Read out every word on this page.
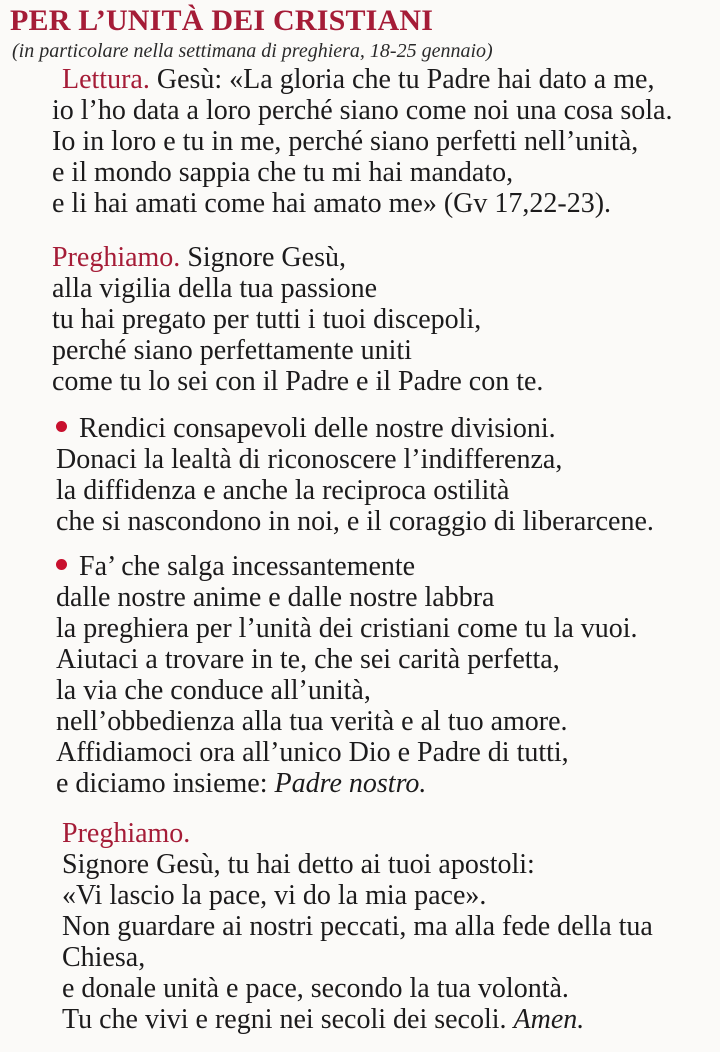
PER L’UNITÀ DEI CRISTIANI
(in particolare nella settimana di preghiera, 18-25 gennaio)
Lettura. Gesù: «La gloria che tu Padre hai dato a me,
io l’ho data a loro perché siano come noi una cosa sola.
Io in loro e tu in me, perché siano perfetti nell’unità,
e il mondo sappia che tu mi hai mandato,
e li hai amati come hai amato me» (Gv 17,22-23).
Preghiamo. Signore Gesù,
alla vigilia della tua passione
tu hai pregato per tutti i tuoi discepoli,
perché siano perfettamente uniti
come tu lo sei con il Padre e il Padre con te.
Rendici consapevoli delle nostre divisioni.
Donaci la lealtà di riconoscere l’indifferenza,
la diffidenza e anche la reciproca ostilità
che si nascondono in noi, e il coraggio di liberarcene.
Fa’ che salga incessantemente
dalle nostre anime e dalle nostre labbra
la preghiera per l’unità dei cristiani come tu la vuoi.
Aiutaci a trovare in te, che sei carità perfetta,
la via che conduce all’unità,
nell’obbedienza alla tua verità e al tuo amore.
Affidiamoci ora all’unico Dio e Padre di tutti,
e diciamo insieme: Padre nostro.
Preghiamo.
Signore Gesù, tu hai detto ai tuoi apostoli:
«Vi lascio la pace, vi do la mia pace».
Non guardare ai nostri peccati, ma alla fede della tua
Chiesa,
e donale unità e pace, secondo la tua volontà.
Tu che vivi e regni nei secoli dei secoli. Amen.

____

Directions: Extract the full listing exactly, with the pictures left out.

Finished answer:
Read out every word on this page.
PER L’UNITÀ DEI CRISTIANI
(in particolare nella settimana di preghiera, 18-25 gennaio)
Lettura. Gesù: «La gloria che tu Padre hai dato a me,
io l’ho data a loro perché siano come noi una cosa sola.
Io in loro e tu in me, perché siano perfetti nell’unità,
e il mondo sappia che tu mi hai mandato,
e li hai amati come hai amato me» (Gv 17,22-23).
Preghiamo. Signore Gesù,
alla vigilia della tua passione
tu hai pregato per tutti i tuoi discepoli,
perché siano perfettamente uniti
come tu lo sei con il Padre e il Padre con te.
Rendici consapevoli delle nostre divisioni.
Donaci la lealtà di riconoscere l’indifferenza,
la diffidenza e anche la reciproca ostilità
che si nascondono in noi, e il coraggio di liberarcene.
Fa’ che salga incessantemente
dalle nostre anime e dalle nostre labbra
la preghiera per l’unità dei cristiani come tu la vuoi.
Aiutaci a trovare in te, che sei carità perfetta,
la via che conduce all’unità,
nell’obbedienza alla tua verità e al tuo amore.
Affidiamoci ora all’unico Dio e Padre di tutti,
e diciamo insieme: Padre nostro.
Preghiamo.
Signore Gesù, tu hai detto ai tuoi apostoli:
«Vi lascio la pace, vi do la mia pace».
Non guardare ai nostri peccati, ma alla fede della tua
Chiesa,
e donale unità e pace, secondo la tua volontà.
Tu che vivi e regni nei secoli dei secoli. Amen.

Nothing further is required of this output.